--- BEGIN Records provided ---
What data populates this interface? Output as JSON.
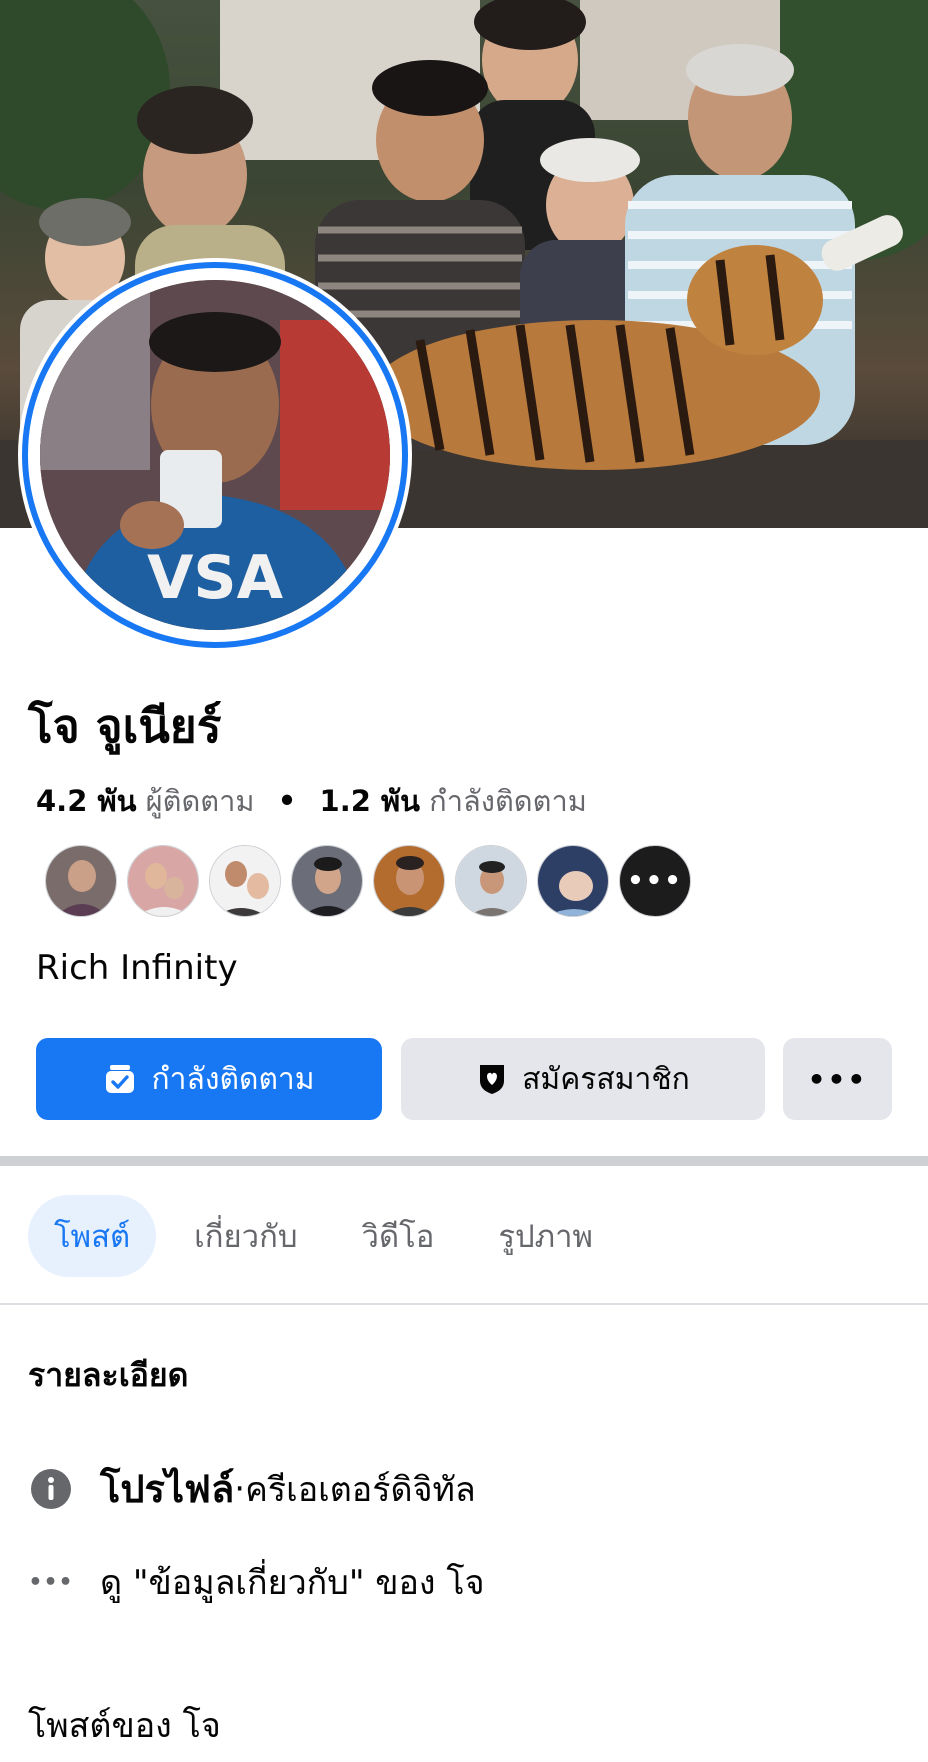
{
  "profile": {
    "name": "โจ จูเนียร์",
    "followers_count": "4.2 พัน",
    "followers_label": "ผู้ติดตาม",
    "following_count": "1.2 พัน",
    "following_label": "กำลังติดตาม",
    "bio": "Rich Infinity",
    "friends_more_label": "•••"
  },
  "actions": {
    "follow_label": "กำลังติดตาม",
    "subscribe_label": "สมัครสมาชิก",
    "more_label": "•••"
  },
  "tabs": [
    {
      "label": "โพสต์",
      "active": true
    },
    {
      "label": "เกี่ยวกับ",
      "active": false
    },
    {
      "label": "วิดีโอ",
      "active": false
    },
    {
      "label": "รูปภาพ",
      "active": false
    }
  ],
  "details": {
    "title": "รายละเอียด",
    "profile_label": "โปรไฟล์",
    "profile_separator": " · ",
    "profile_category": "ครีเอเตอร์ดิจิทัล",
    "about_more_icon": "•••",
    "about_link": "ดู \"ข้อมูลเกี่ยวกับ\" ของ โจ"
  },
  "posts_title": "โพสต์ของ โจ",
  "colors": {
    "accent": "#1877f2",
    "button_gray": "#e4e6eb",
    "tab_active_bg": "#e7f0fd",
    "secondary_text": "#65676b"
  },
  "icons": {
    "follow_button": "following-feed-icon",
    "subscribe_button": "subscribe-shield-icon",
    "profile_detail": "info-icon",
    "about_detail": "more-dots-icon"
  }
}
--- END Records provided ---
Your instructions:
Repeat the full listing above exactly, with no pictures in the copy.

Result for this exercise:
What data populates this interface? Output as JSON.
{
  "profile": {
    "name": "โจ จูเนียร์",
    "followers_count": "4.2 พัน",
    "followers_label": "ผู้ติดตาม",
    "following_count": "1.2 พัน",
    "following_label": "กำลังติดตาม",
    "bio": "Rich Infinity",
    "friends_more_label": "•••"
  },
  "actions": {
    "follow_label": "กำลังติดตาม",
    "subscribe_label": "สมัครสมาชิก",
    "more_label": "•••"
  },
  "tabs": [
    {
      "label": "โพสต์",
      "active": true
    },
    {
      "label": "เกี่ยวกับ",
      "active": false
    },
    {
      "label": "วิดีโอ",
      "active": false
    },
    {
      "label": "รูปภาพ",
      "active": false
    }
  ],
  "details": {
    "title": "รายละเอียด",
    "profile_label": "โปรไฟล์",
    "profile_separator": " · ",
    "profile_category": "ครีเอเตอร์ดิจิทัล",
    "about_more_icon": "•••",
    "about_link": "ดู \"ข้อมูลเกี่ยวกับ\" ของ โจ"
  },
  "posts_title": "โพสต์ของ โจ",
  "colors": {
    "accent": "#1877f2",
    "button_gray": "#e4e6eb",
    "tab_active_bg": "#e7f0fd",
    "secondary_text": "#65676b"
  },
  "icons": {
    "follow_button": "following-feed-icon",
    "subscribe_button": "subscribe-shield-icon",
    "profile_detail": "info-icon",
    "about_detail": "more-dots-icon"
  }
}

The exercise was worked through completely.